*Task*
Copy all lines below containing "main".

*The data*
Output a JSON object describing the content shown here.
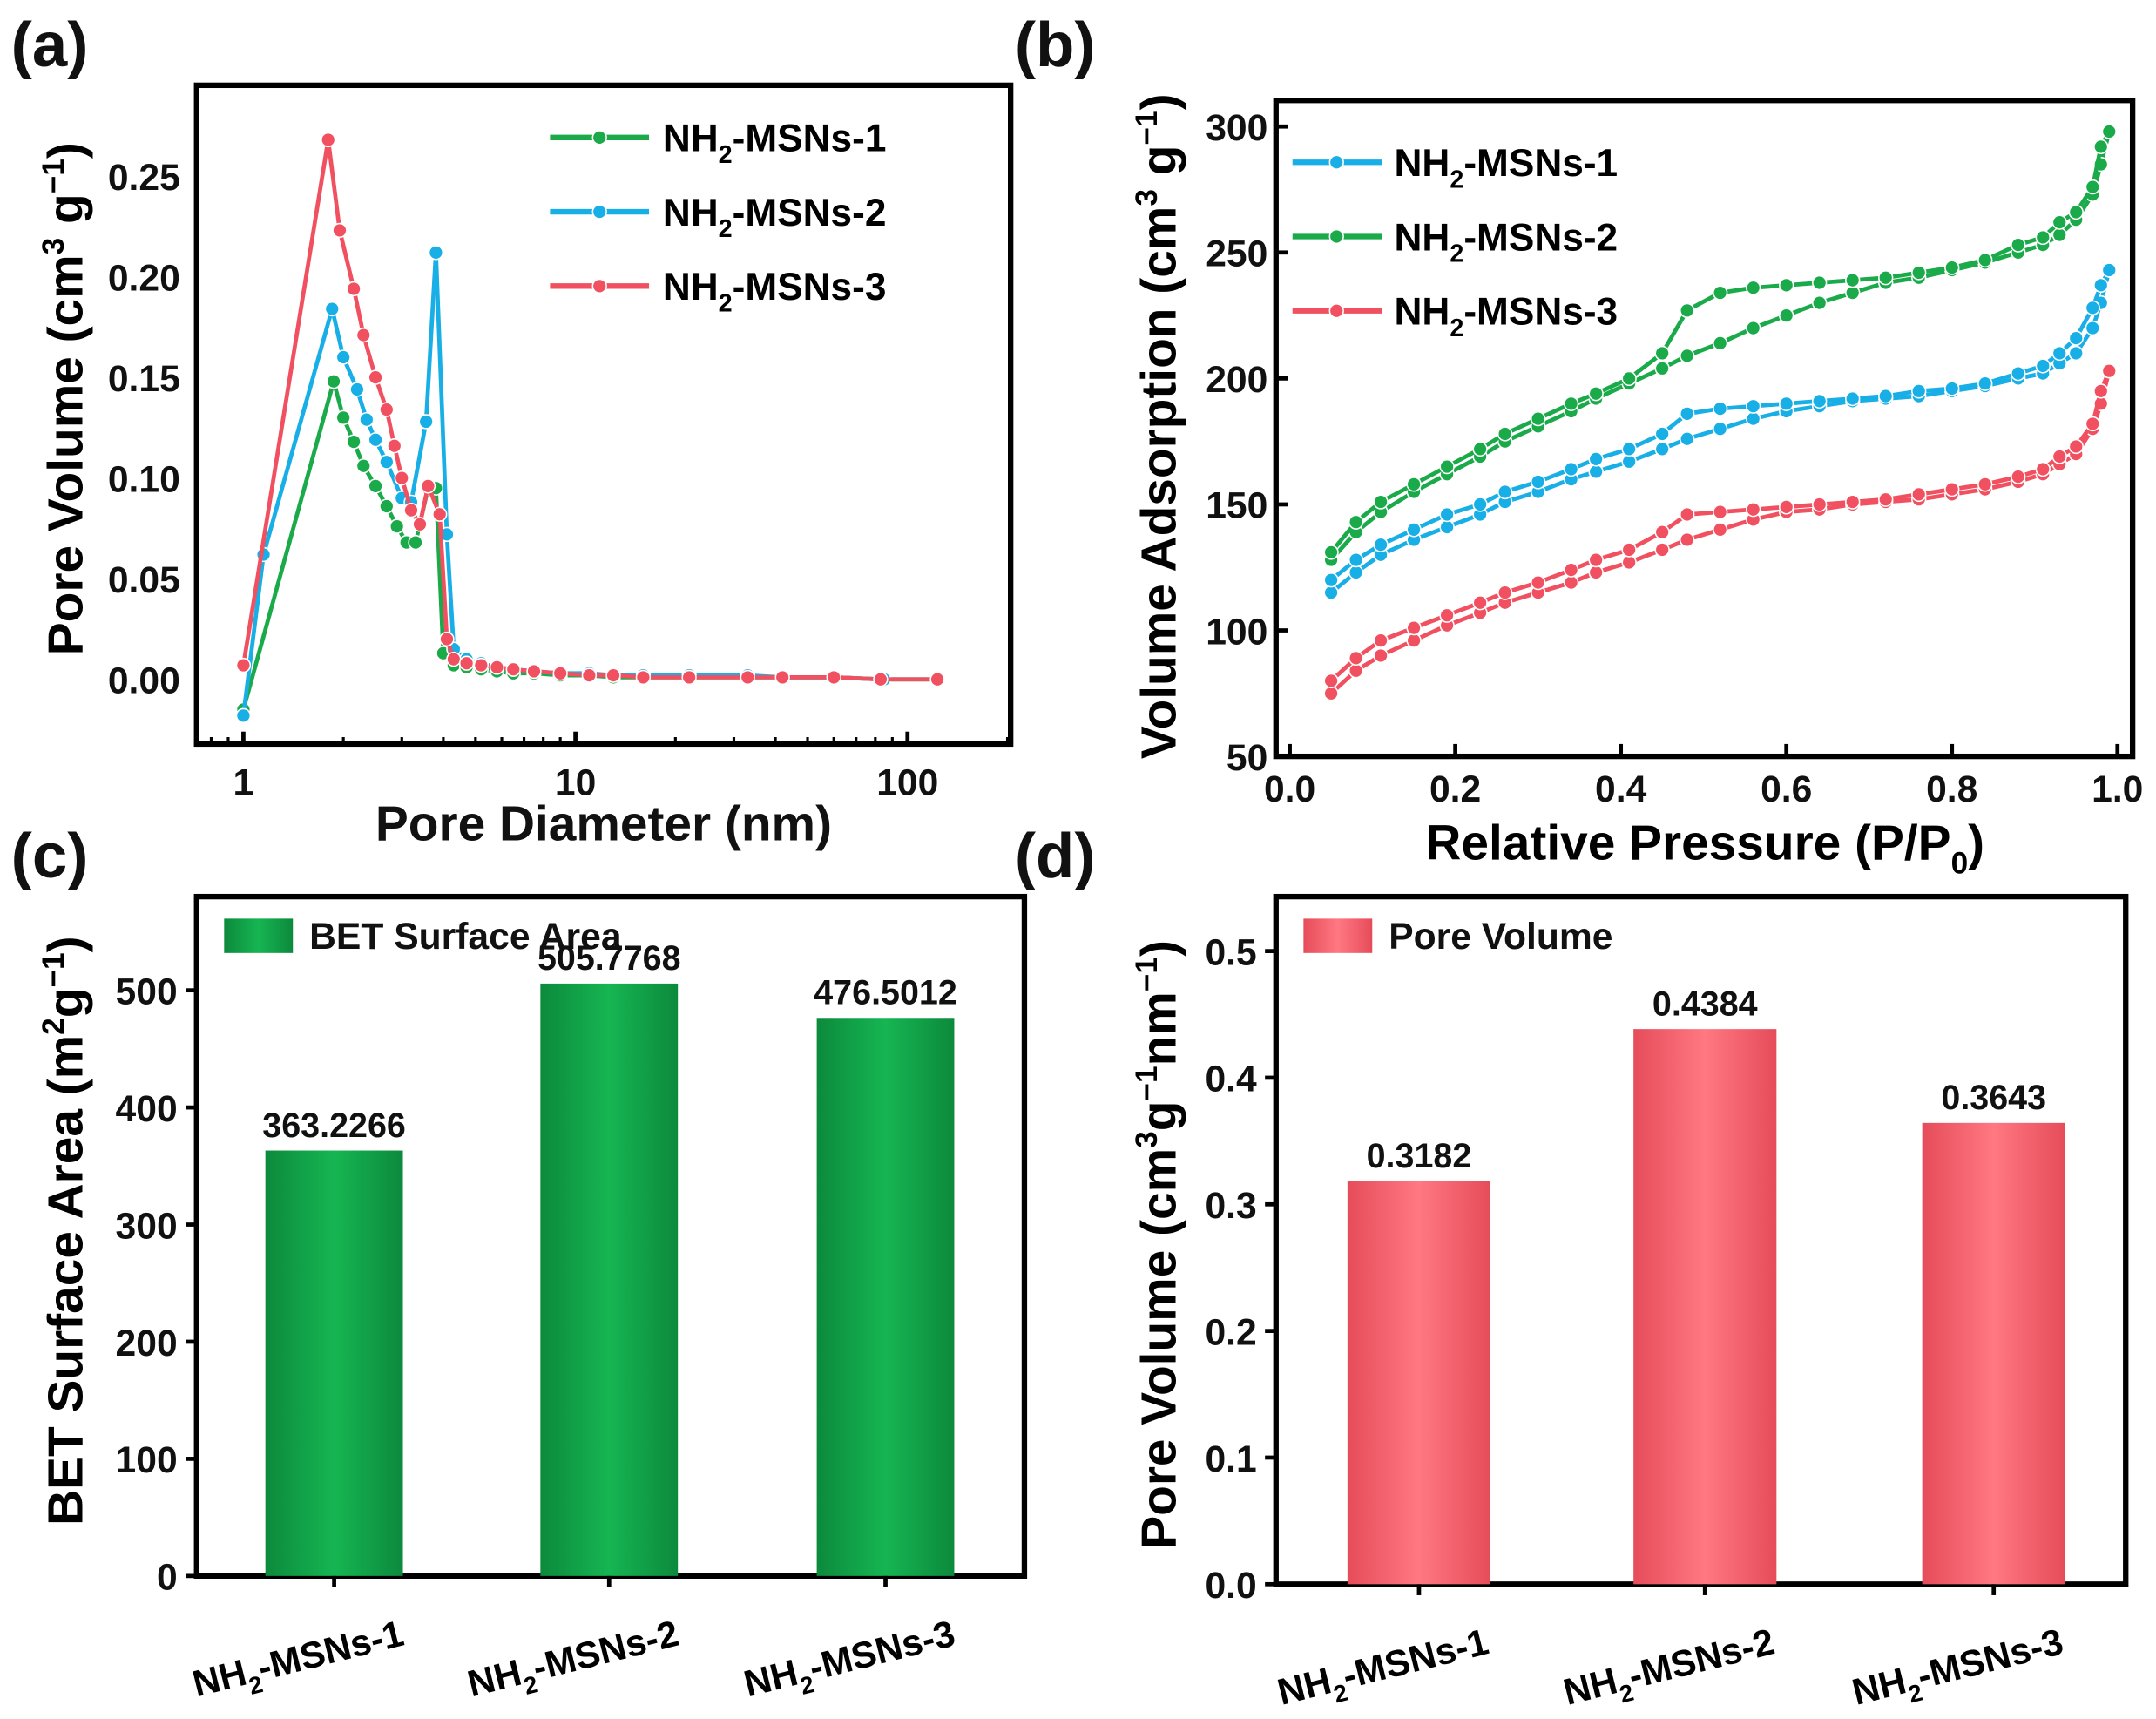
{
  "chart_data": [
    {
      "panel": "(a)",
      "type": "line",
      "xlabel": "Pore Diameter (nm)",
      "ylabel": "Pore Volume (cm3 g-1)",
      "ylabel_parts": {
        "main": "Pore Volume (cm",
        "sup1": "3",
        "mid": " g",
        "sup2": "−1",
        "end": ")"
      },
      "xscale": "log",
      "xlim": [
        0.72,
        200
      ],
      "ylim": [
        -0.032,
        0.29
      ],
      "xticks": [
        "1",
        "10",
        "100"
      ],
      "xtick_values": [
        1,
        10,
        100
      ],
      "yticks": [
        "0.00",
        "0.05",
        "0.10",
        "0.15",
        "0.20",
        "0.25"
      ],
      "ytick_values": [
        0,
        0.05,
        0.1,
        0.15,
        0.2,
        0.25
      ],
      "legend": "top-right",
      "series": [
        {
          "name": "NH2-MSNs-1",
          "color": "#1aaa4a",
          "x": [
            1,
            1.87,
            2.0,
            2.15,
            2.3,
            2.5,
            2.7,
            2.9,
            3.1,
            3.3,
            3.6,
            3.8,
            4.0,
            4.3,
            4.7,
            5.2,
            5.8,
            6.5,
            7.5,
            9,
            11,
            13,
            16,
            22,
            33,
            42,
            60,
            83,
            122
          ],
          "y": [
            -0.015,
            0.148,
            0.13,
            0.118,
            0.106,
            0.096,
            0.086,
            0.076,
            0.068,
            0.068,
            0.095,
            0.095,
            0.013,
            0.007,
            0.006,
            0.005,
            0.004,
            0.003,
            0.003,
            0.002,
            0.002,
            0.001,
            0.001,
            0.001,
            0.001,
            0.001,
            0.001,
            0.0,
            0.0
          ]
        },
        {
          "name": "NH2-MSNs-2",
          "color": "#18aee6",
          "x": [
            1,
            1.15,
            1.85,
            2.0,
            2.2,
            2.35,
            2.5,
            2.7,
            3.0,
            3.2,
            3.55,
            3.8,
            4.1,
            4.3,
            4.7,
            5.2,
            5.8,
            6.5,
            7.5,
            9,
            11,
            13,
            16,
            22,
            33,
            42,
            60,
            85,
            123
          ],
          "y": [
            -0.018,
            0.062,
            0.184,
            0.16,
            0.144,
            0.129,
            0.119,
            0.108,
            0.09,
            0.088,
            0.128,
            0.212,
            0.072,
            0.015,
            0.01,
            0.008,
            0.006,
            0.005,
            0.004,
            0.003,
            0.003,
            0.002,
            0.002,
            0.002,
            0.002,
            0.001,
            0.001,
            0.0,
            0.0
          ]
        },
        {
          "name": "NH2-MSNs-3",
          "color": "#f0505f",
          "x": [
            1,
            1.8,
            1.95,
            2.15,
            2.3,
            2.5,
            2.7,
            2.85,
            3.0,
            3.2,
            3.4,
            3.6,
            3.9,
            4.1,
            4.3,
            4.7,
            5.2,
            5.8,
            6.5,
            7.5,
            9,
            11,
            13,
            16,
            22,
            33,
            42,
            60,
            83,
            123
          ],
          "y": [
            0.007,
            0.268,
            0.223,
            0.194,
            0.171,
            0.15,
            0.134,
            0.116,
            0.1,
            0.084,
            0.077,
            0.096,
            0.082,
            0.02,
            0.01,
            0.008,
            0.007,
            0.006,
            0.005,
            0.004,
            0.003,
            0.002,
            0.002,
            0.001,
            0.001,
            0.001,
            0.001,
            0.001,
            0.0,
            0.0
          ]
        }
      ]
    },
    {
      "panel": "(b)",
      "type": "line",
      "xlabel_parts": {
        "main": "Relative Pressure (P/P",
        "sub": "0",
        "end": ")"
      },
      "ylabel_parts": {
        "main": "Volume Adsorption (cm",
        "sup1": "3",
        "mid": " g",
        "sup2": "−1",
        "end": ")"
      },
      "xlim": [
        -0.02,
        1.0
      ],
      "ylim": [
        50,
        310
      ],
      "xticks": [
        "0.0",
        "0.2",
        "0.4",
        "0.6",
        "0.8",
        "1.0"
      ],
      "xtick_values": [
        0,
        0.2,
        0.4,
        0.6,
        0.8,
        1.0
      ],
      "yticks": [
        "50",
        "100",
        "150",
        "200",
        "250",
        "300"
      ],
      "ytick_values": [
        50,
        100,
        150,
        200,
        250,
        300
      ],
      "legend": "top-left",
      "x": [
        0.05,
        0.08,
        0.11,
        0.15,
        0.19,
        0.23,
        0.26,
        0.3,
        0.34,
        0.37,
        0.41,
        0.45,
        0.48,
        0.52,
        0.56,
        0.6,
        0.64,
        0.68,
        0.72,
        0.76,
        0.8,
        0.84,
        0.88,
        0.91,
        0.93,
        0.95,
        0.97,
        0.98,
        0.99
      ],
      "series": [
        {
          "name": "NH2-MSNs-1",
          "color": "#18aee6",
          "adsorption": [
            115,
            123,
            130,
            136,
            141,
            146,
            151,
            155,
            160,
            163,
            167,
            172,
            176,
            180,
            184,
            187,
            189,
            191,
            192,
            193,
            195,
            197,
            200,
            202,
            206,
            210,
            220,
            230,
            243
          ],
          "desorption": [
            120,
            128,
            134,
            140,
            146,
            150,
            155,
            159,
            164,
            168,
            172,
            178,
            186,
            188,
            189,
            190,
            191,
            192,
            193,
            195,
            196,
            198,
            202,
            205,
            210,
            216,
            228,
            237,
            243
          ]
        },
        {
          "name": "NH2-MSNs-2",
          "color": "#1aaa4a",
          "adsorption": [
            128,
            139,
            147,
            155,
            162,
            169,
            175,
            181,
            187,
            192,
            198,
            204,
            209,
            214,
            220,
            225,
            230,
            234,
            238,
            240,
            243,
            246,
            250,
            253,
            257,
            263,
            273,
            285,
            298
          ],
          "desorption": [
            131,
            143,
            151,
            158,
            165,
            172,
            178,
            184,
            190,
            194,
            200,
            210,
            227,
            234,
            236,
            237,
            238,
            239,
            240,
            242,
            244,
            247,
            253,
            256,
            262,
            266,
            276,
            292,
            298
          ]
        },
        {
          "name": "NH2-MSNs-3",
          "color": "#f0505f",
          "adsorption": [
            75,
            84,
            90,
            96,
            102,
            107,
            111,
            115,
            119,
            123,
            127,
            132,
            136,
            140,
            144,
            147,
            148,
            150,
            151,
            152,
            154,
            156,
            159,
            162,
            166,
            170,
            180,
            190,
            203
          ],
          "desorption": [
            80,
            89,
            96,
            101,
            106,
            111,
            115,
            119,
            124,
            128,
            132,
            139,
            146,
            147,
            148,
            149,
            150,
            151,
            152,
            154,
            156,
            158,
            161,
            164,
            169,
            173,
            182,
            195,
            203
          ]
        }
      ]
    },
    {
      "panel": "(c)",
      "type": "bar",
      "categories": [
        "NH2-MSNs-1",
        "NH2-MSNs-2",
        "NH2-MSNs-3"
      ],
      "values": [
        363.2266,
        505.7768,
        476.5012
      ],
      "data_labels": [
        "363.2266",
        "505.7768",
        "476.5012"
      ],
      "series_name": "BET Surface Area",
      "color": "#12a84a",
      "ylabel_parts": {
        "main": "BET Surface Area (m",
        "sup1": "2",
        "mid": "g",
        "sup2": "−1",
        "end": ")"
      },
      "ylim": [
        0,
        580
      ],
      "yticks": [
        "0",
        "100",
        "200",
        "300",
        "400",
        "500"
      ],
      "ytick_values": [
        0,
        100,
        200,
        300,
        400,
        500
      ],
      "legend": "top-left"
    },
    {
      "panel": "(d)",
      "type": "bar",
      "categories": [
        "NH2-MSNs-1",
        "NH2-MSNs-2",
        "NH2-MSNs-3"
      ],
      "values": [
        0.3182,
        0.4384,
        0.3643
      ],
      "data_labels": [
        "0.3182",
        "0.4384",
        "0.3643"
      ],
      "series_name": "Pore Volume",
      "color": "#f2626e",
      "ylabel_parts": {
        "main": "Pore Volume (cm",
        "sup1": "3",
        "mid": "g",
        "sup2": "−1",
        "mid2": "nm",
        "sup3": "−1",
        "end": ")"
      },
      "ylim": [
        0,
        0.543
      ],
      "yticks": [
        "0.0",
        "0.1",
        "0.2",
        "0.3",
        "0.4",
        "0.5"
      ],
      "ytick_values": [
        0,
        0.1,
        0.2,
        0.3,
        0.4,
        0.5
      ],
      "legend": "top-left"
    }
  ],
  "panels": {
    "a": "(a)",
    "b": "(b)",
    "c": "(c)",
    "d": "(d)"
  },
  "cat_parts": [
    {
      "pre": "NH",
      "sub": "2",
      "post": "-MSNs-1"
    },
    {
      "pre": "NH",
      "sub": "2",
      "post": "-MSNs-2"
    },
    {
      "pre": "NH",
      "sub": "2",
      "post": "-MSNs-3"
    }
  ]
}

*Task response*
        "main": "Pore Volume (cm",
        "main": "Relative Pressure (P/P",
        "main": "Volume Adsorption (cm",
        "main": "BET Surface Area (m",
        "main": "Pore Volume (cm",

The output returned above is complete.